◆ EXCERPT TO READ ◆
_ _ _ _

Considered an educational model Escola Edem says on its website that it “carries out a pedagogical project that integrates academic, ethical-political, aesthetic and cultural education, with the objective of favoring the personal growth of each student and the construction of a more cooperative society.” But it’s enough to just look at the photos on the institution’s website to see that there is no picture of black students. How do you guarantee the personal growth of your students without having a pedagogical work focused on respect for diversity?
The school, highly regarded in the South Zone, posted a letter on its website claiming that “the student and the family were welcomed in their sufferings, and strategies were discussed and implemented.” All the strategies proposed by the school, however, seem to have failed.
Read the letter from the student’s parents and then the letter from the directors of Escola Edem:
“Mothers and fathers!
Below is the letter we sent to Escola Edem today. We have resolved to share this experience with you as we believe it is in everyone’s best interest. We took the opportunity to say goodbye to this group, desiring for all of us a world more prepared to deal with the differences!”
“To the educators and managers of Escola Edem!
For more than a year we have been talking practically alone about the need for racial diversity in this institution. And we don’t talk about it just by ideology, we speak out of necessity, because we bet on this school to collaborate in the educational process of our three daughters.
But this letter is a certificate of forfeiture! We are giving up keeping our daughter in this institution.
Last year, 2018, in the first fraternization of the class, we understood that the racial difference between our daughter and her class would be a challenge. There, we experienced the first situation… We heard one of the children say to the other: “Leave that pretinha (little black girl) over there…”. The only black girl in the class! This is a very heavy title. But we don’t fear challenges and believe in the growth and advancement of society and people.
But even before the first month of school, our eldest daughter was already collecting “innocent” racist approaches: “Are you poor? You must be! You’re marrom (brown)!”
We had to teach our 6 year old daughter what discrimination is, and we need to defend ourselves daily. Without hating the different ones!

_ _ _ _

◆ REQUEST ◆
Using the Escola Edem excerpt, name every kind of education that the school's website says its pedagogical project integrates. The items that come next are separate material and have no connection to the Escola Edem excerpt.

_ _ _ _

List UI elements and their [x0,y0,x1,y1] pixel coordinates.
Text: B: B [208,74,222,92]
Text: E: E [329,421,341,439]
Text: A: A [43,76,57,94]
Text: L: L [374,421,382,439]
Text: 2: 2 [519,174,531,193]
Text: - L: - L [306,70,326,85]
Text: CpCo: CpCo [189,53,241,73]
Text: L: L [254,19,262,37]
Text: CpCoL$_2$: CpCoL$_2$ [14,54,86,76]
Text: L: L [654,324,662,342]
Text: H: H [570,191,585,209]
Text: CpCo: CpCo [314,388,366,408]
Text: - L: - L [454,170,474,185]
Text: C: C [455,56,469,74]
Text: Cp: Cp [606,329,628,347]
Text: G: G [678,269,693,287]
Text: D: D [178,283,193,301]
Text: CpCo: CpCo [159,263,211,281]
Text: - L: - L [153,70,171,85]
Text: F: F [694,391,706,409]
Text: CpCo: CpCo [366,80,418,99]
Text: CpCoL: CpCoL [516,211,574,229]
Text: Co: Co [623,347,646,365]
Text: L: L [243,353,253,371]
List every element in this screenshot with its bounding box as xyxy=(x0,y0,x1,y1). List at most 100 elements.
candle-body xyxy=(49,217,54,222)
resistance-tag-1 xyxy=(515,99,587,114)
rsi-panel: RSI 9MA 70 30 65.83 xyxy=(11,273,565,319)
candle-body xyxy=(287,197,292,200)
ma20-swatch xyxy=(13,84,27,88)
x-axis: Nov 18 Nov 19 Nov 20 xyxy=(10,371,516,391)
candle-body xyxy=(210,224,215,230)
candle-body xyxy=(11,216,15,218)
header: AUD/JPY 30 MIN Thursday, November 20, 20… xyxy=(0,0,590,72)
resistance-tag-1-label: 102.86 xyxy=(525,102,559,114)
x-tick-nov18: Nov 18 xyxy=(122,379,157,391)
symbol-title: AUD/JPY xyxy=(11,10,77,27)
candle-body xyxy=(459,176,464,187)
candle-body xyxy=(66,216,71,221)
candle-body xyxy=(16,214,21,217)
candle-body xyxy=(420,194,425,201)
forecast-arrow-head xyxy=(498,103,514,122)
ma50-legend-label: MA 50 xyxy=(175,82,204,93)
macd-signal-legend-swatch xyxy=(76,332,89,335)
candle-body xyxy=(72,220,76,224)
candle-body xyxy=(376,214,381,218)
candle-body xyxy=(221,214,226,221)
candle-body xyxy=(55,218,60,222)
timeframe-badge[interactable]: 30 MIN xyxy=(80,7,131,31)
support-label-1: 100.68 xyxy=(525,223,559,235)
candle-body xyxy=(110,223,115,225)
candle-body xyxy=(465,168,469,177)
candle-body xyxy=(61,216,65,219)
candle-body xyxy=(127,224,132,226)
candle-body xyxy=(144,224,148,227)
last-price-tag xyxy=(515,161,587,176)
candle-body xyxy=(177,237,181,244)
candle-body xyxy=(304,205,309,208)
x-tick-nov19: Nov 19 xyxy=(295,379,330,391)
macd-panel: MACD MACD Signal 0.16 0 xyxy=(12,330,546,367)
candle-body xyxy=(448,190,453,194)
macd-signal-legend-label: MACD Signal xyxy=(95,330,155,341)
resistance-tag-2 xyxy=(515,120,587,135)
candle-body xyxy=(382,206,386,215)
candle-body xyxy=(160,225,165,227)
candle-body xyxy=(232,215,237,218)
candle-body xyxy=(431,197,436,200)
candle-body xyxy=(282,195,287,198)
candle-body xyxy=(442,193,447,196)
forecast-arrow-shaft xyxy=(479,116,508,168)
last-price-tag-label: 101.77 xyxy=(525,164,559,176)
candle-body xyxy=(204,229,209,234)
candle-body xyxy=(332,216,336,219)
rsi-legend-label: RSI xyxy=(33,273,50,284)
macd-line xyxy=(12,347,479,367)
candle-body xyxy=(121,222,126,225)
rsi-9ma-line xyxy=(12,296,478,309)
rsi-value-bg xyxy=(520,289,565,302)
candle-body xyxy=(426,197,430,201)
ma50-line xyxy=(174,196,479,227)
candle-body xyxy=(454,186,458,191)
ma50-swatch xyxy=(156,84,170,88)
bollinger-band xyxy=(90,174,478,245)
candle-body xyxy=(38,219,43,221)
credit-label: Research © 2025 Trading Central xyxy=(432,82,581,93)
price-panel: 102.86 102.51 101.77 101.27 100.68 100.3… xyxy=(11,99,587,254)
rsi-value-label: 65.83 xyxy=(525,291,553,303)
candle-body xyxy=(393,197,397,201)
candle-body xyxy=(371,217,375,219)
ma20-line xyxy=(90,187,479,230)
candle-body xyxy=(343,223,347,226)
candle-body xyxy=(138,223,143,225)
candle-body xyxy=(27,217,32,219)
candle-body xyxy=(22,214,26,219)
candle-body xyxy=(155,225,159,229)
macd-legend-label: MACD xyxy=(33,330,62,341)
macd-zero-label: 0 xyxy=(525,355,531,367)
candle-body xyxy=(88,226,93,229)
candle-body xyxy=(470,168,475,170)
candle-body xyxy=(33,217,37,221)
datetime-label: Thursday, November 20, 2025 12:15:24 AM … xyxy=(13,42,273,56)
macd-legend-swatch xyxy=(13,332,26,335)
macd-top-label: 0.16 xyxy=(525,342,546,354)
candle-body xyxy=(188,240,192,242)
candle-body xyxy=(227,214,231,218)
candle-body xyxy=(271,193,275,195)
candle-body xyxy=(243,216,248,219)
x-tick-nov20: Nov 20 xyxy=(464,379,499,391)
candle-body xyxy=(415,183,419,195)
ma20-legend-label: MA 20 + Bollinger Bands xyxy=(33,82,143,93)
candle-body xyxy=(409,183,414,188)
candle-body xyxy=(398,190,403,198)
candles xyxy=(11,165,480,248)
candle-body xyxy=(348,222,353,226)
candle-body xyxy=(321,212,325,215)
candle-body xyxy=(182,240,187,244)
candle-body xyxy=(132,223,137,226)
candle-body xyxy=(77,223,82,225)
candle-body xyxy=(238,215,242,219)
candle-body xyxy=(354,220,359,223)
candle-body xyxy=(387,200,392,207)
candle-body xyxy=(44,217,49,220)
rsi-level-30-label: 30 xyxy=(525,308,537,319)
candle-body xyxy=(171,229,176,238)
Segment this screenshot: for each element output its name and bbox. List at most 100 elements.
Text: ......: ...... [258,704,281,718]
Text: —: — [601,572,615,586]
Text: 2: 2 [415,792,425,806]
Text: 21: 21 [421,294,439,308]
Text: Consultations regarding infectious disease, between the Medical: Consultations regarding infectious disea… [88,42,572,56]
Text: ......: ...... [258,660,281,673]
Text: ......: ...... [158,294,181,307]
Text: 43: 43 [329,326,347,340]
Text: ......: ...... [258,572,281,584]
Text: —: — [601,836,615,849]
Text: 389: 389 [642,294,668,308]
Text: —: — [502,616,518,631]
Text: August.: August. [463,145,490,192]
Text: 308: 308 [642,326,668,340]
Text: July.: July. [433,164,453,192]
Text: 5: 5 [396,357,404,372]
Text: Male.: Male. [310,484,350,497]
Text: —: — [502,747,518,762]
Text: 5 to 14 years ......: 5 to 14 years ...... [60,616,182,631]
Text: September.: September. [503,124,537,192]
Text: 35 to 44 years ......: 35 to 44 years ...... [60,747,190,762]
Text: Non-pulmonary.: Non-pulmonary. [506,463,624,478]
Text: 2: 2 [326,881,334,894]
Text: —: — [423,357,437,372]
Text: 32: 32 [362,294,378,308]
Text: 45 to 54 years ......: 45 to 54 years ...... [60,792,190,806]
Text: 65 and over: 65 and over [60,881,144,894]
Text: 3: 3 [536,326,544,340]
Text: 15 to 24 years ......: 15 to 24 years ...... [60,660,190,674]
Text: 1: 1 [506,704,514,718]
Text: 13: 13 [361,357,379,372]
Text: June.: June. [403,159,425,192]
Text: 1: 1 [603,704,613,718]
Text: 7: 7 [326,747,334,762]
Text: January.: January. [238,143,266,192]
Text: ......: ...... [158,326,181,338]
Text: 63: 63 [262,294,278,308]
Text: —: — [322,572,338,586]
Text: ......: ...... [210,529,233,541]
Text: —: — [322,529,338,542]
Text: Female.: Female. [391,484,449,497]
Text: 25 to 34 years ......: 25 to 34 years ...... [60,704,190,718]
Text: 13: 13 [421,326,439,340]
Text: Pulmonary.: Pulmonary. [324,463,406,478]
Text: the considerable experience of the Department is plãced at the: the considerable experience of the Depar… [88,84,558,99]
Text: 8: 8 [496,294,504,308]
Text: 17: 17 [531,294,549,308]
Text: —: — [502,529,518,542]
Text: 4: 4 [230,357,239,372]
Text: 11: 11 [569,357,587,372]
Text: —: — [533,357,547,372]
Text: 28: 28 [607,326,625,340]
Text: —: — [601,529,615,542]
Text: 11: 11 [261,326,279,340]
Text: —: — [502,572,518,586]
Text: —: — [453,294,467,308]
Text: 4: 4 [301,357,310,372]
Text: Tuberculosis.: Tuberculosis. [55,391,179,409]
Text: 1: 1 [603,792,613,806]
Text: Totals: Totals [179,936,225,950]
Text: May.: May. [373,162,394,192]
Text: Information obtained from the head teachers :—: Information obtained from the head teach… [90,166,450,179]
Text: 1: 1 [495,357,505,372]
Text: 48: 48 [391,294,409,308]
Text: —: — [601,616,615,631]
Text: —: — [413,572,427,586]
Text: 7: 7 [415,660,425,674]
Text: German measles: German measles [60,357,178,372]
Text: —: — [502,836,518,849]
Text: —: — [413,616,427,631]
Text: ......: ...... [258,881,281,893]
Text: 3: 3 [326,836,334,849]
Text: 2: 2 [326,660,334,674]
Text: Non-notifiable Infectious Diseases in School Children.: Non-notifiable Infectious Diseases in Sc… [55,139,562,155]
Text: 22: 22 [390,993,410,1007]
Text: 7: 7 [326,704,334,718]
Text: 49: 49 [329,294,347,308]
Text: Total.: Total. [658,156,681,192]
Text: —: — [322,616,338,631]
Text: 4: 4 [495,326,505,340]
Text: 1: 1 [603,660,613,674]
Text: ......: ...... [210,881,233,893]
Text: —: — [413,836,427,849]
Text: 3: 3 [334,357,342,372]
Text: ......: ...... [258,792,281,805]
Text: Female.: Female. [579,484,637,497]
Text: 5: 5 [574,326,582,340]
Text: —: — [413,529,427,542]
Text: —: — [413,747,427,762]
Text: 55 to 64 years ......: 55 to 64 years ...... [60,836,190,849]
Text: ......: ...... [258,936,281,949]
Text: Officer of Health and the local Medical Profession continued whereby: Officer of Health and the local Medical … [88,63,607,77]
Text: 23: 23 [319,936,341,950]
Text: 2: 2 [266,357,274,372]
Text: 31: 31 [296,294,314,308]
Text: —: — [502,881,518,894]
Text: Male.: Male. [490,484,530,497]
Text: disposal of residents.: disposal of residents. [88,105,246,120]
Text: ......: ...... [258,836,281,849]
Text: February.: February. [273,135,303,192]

_ _ _ _

◆ RESPONSE FOR THIS EXERCISE ◆
Academic, ethical-political, aesthetic, and cultural education.